# Listing:

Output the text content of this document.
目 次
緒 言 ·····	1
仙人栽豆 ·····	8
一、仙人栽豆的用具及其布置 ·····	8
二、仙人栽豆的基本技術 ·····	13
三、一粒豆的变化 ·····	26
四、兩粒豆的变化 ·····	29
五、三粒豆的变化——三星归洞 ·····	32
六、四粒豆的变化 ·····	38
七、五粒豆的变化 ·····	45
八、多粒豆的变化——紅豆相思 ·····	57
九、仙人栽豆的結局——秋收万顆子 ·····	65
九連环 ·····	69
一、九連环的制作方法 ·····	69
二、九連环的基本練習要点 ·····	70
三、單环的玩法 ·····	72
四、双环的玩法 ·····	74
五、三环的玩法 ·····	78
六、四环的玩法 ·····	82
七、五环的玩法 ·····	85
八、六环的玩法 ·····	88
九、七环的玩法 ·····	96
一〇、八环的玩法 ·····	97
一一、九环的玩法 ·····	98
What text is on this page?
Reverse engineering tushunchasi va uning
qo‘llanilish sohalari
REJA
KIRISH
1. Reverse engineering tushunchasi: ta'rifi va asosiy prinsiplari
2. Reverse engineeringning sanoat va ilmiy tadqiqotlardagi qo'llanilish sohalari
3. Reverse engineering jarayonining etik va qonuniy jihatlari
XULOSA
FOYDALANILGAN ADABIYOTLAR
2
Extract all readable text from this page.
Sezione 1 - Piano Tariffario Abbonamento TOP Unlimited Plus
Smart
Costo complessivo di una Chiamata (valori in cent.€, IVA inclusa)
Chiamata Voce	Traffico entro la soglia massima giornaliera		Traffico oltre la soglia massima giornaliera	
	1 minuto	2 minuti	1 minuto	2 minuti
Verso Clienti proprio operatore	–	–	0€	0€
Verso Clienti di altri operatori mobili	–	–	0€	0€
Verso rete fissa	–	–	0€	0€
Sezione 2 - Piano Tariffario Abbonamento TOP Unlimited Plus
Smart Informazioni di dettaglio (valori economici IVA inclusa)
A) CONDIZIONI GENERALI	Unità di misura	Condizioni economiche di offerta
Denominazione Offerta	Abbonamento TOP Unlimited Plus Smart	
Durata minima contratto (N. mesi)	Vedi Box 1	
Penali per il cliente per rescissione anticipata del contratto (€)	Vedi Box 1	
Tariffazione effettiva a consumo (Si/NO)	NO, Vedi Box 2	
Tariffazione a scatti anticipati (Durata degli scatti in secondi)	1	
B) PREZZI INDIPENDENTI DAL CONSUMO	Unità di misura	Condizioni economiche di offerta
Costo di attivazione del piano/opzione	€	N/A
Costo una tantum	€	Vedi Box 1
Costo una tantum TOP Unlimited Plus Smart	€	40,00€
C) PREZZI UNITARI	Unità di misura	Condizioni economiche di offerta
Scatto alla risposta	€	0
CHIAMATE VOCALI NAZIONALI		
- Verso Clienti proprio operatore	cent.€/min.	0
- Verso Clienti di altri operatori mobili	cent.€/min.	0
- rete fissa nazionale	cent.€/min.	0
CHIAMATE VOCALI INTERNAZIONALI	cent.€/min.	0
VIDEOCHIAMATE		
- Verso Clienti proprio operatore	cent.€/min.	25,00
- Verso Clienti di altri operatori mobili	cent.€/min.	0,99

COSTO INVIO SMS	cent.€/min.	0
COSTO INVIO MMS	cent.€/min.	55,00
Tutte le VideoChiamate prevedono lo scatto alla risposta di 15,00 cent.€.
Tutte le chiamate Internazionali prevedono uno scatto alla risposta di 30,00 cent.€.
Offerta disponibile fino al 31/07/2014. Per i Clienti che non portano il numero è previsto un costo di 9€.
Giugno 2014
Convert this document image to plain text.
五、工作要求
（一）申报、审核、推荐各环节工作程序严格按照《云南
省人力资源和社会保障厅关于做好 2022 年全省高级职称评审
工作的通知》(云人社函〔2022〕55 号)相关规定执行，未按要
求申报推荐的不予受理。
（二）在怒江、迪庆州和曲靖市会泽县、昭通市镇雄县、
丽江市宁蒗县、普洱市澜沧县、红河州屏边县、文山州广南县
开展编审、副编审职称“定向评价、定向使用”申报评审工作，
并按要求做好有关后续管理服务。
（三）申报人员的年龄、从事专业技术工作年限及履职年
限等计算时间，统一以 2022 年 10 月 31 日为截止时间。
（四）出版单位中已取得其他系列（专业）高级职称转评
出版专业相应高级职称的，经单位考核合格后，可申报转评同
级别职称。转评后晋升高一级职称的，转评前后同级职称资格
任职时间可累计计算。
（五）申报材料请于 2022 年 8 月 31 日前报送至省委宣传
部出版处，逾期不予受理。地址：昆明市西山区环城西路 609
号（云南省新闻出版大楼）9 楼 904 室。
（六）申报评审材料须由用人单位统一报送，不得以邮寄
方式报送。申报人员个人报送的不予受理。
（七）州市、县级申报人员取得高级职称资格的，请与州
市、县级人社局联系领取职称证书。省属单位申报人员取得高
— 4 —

# Instruction:
From the records above, extract each line exactly as shown.

# Solution for this task:
Output the text content of this document.
目 次
緒 言 ·····	1
仙人栽豆 ·····	8
一、仙人栽豆的用具及其布置 ·····	8
二、仙人栽豆的基本技術 ·····	13
三、一粒豆的变化 ·····	26
四、兩粒豆的变化 ·····	29
五、三粒豆的变化——三星归洞 ·····	32
六、四粒豆的变化 ·····	38
七、五粒豆的变化 ·····	45
八、多粒豆的变化——紅豆相思 ·····	57
九、仙人栽豆的結局——秋收万顆子 ·····	65
九連环 ·····	69
一、九連环的制作方法 ·····	69
二、九連环的基本練習要点 ·····	70
三、單环的玩法 ·····	72
四、双环的玩法 ·····	74
五、三环的玩法 ·····	78
六、四环的玩法 ·····	82
七、五环的玩法 ·····	85
八、六环的玩法 ·····	88
九、七环的玩法 ·····	96
一〇、八环的玩法 ·····	97
一一、九环的玩法 ·····	98
What text is on this page?
Reverse engineering tushunchasi va uning
qo‘llanilish sohalari
REJA
KIRISH
1. Reverse engineering tushunchasi: ta'rifi va asosiy prinsiplari
2. Reverse engineeringning sanoat va ilmiy tadqiqotlardagi qo'llanilish sohalari
3. Reverse engineering jarayonining etik va qonuniy jihatlari
XULOSA
FOYDALANILGAN ADABIYOTLAR
2
Extract all readable text from this page.
Sezione 1 - Piano Tariffario Abbonamento TOP Unlimited Plus
Smart
Costo complessivo di una Chiamata (valori in cent.€, IVA inclusa)
Chiamata Voce	Traffico entro la soglia massima giornaliera		Traffico oltre la soglia massima giornaliera	
	1 minuto	2 minuti	1 minuto	2 minuti
Verso Clienti proprio operatore	–	–	0€	0€
Verso Clienti di altri operatori mobili	–	–	0€	0€
Verso rete fissa	–	–	0€	0€
Sezione 2 - Piano Tariffario Abbonamento TOP Unlimited Plus
Smart Informazioni di dettaglio (valori economici IVA inclusa)
A) CONDIZIONI GENERALI	Unità di misura	Condizioni economiche di offerta
Denominazione Offerta	Abbonamento TOP Unlimited Plus Smart	
Durata minima contratto (N. mesi)	Vedi Box 1	
Penali per il cliente per rescissione anticipata del contratto (€)	Vedi Box 1	
Tariffazione effettiva a consumo (Si/NO)	NO, Vedi Box 2	
Tariffazione a scatti anticipati (Durata degli scatti in secondi)	1	
B) PREZZI INDIPENDENTI DAL CONSUMO	Unità di misura	Condizioni economiche di offerta
Costo di attivazione del piano/opzione	€	N/A
Costo una tantum	€	Vedi Box 1
Costo una tantum TOP Unlimited Plus Smart	€	40,00€
C) PREZZI UNITARI	Unità di misura	Condizioni economiche di offerta
Scatto alla risposta	€	0
CHIAMATE VOCALI NAZIONALI		
- Verso Clienti proprio operatore	cent.€/min.	0
- Verso Clienti di altri operatori mobili	cent.€/min.	0
- rete fissa nazionale	cent.€/min.	0
CHIAMATE VOCALI INTERNAZIONALI	cent.€/min.	0
VIDEOCHIAMATE		
- Verso Clienti proprio operatore	cent.€/min.	25,00
- Verso Clienti di altri operatori mobili	cent.€/min.	0,99

COSTO INVIO SMS	cent.€/min.	0
COSTO INVIO MMS	cent.€/min.	55,00
Tutte le VideoChiamate prevedono lo scatto alla risposta di 15,00 cent.€.
Tutte le chiamate Internazionali prevedono uno scatto alla risposta di 30,00 cent.€.
Offerta disponibile fino al 31/07/2014. Per i Clienti che non portano il numero è previsto un costo di 9€.
Giugno 2014
Convert this document image to plain text.
五、工作要求
（一）申报、审核、推荐各环节工作程序严格按照《云南
省人力资源和社会保障厅关于做好 2022 年全省高级职称评审
工作的通知》(云人社函〔2022〕55 号)相关规定执行，未按要
求申报推荐的不予受理。
（二）在怒江、迪庆州和曲靖市会泽县、昭通市镇雄县、
丽江市宁蒗县、普洱市澜沧县、红河州屏边县、文山州广南县
开展编审、副编审职称“定向评价、定向使用”申报评审工作，
并按要求做好有关后续管理服务。
（三）申报人员的年龄、从事专业技术工作年限及履职年
限等计算时间，统一以 2022 年 10 月 31 日为截止时间。
（四）出版单位中已取得其他系列（专业）高级职称转评
出版专业相应高级职称的，经单位考核合格后，可申报转评同
级别职称。转评后晋升高一级职称的，转评前后同级职称资格
任职时间可累计计算。
（五）申报材料请于 2022 年 8 月 31 日前报送至省委宣传
部出版处，逾期不予受理。地址：昆明市西山区环城西路 609
号（云南省新闻出版大楼）9 楼 904 室。
（六）申报评审材料须由用人单位统一报送，不得以邮寄
方式报送。申报人员个人报送的不予受理。
（七）州市、县级申报人员取得高级职称资格的，请与州
市、县级人社局联系领取职称证书。省属单位申报人员取得高
— 4 —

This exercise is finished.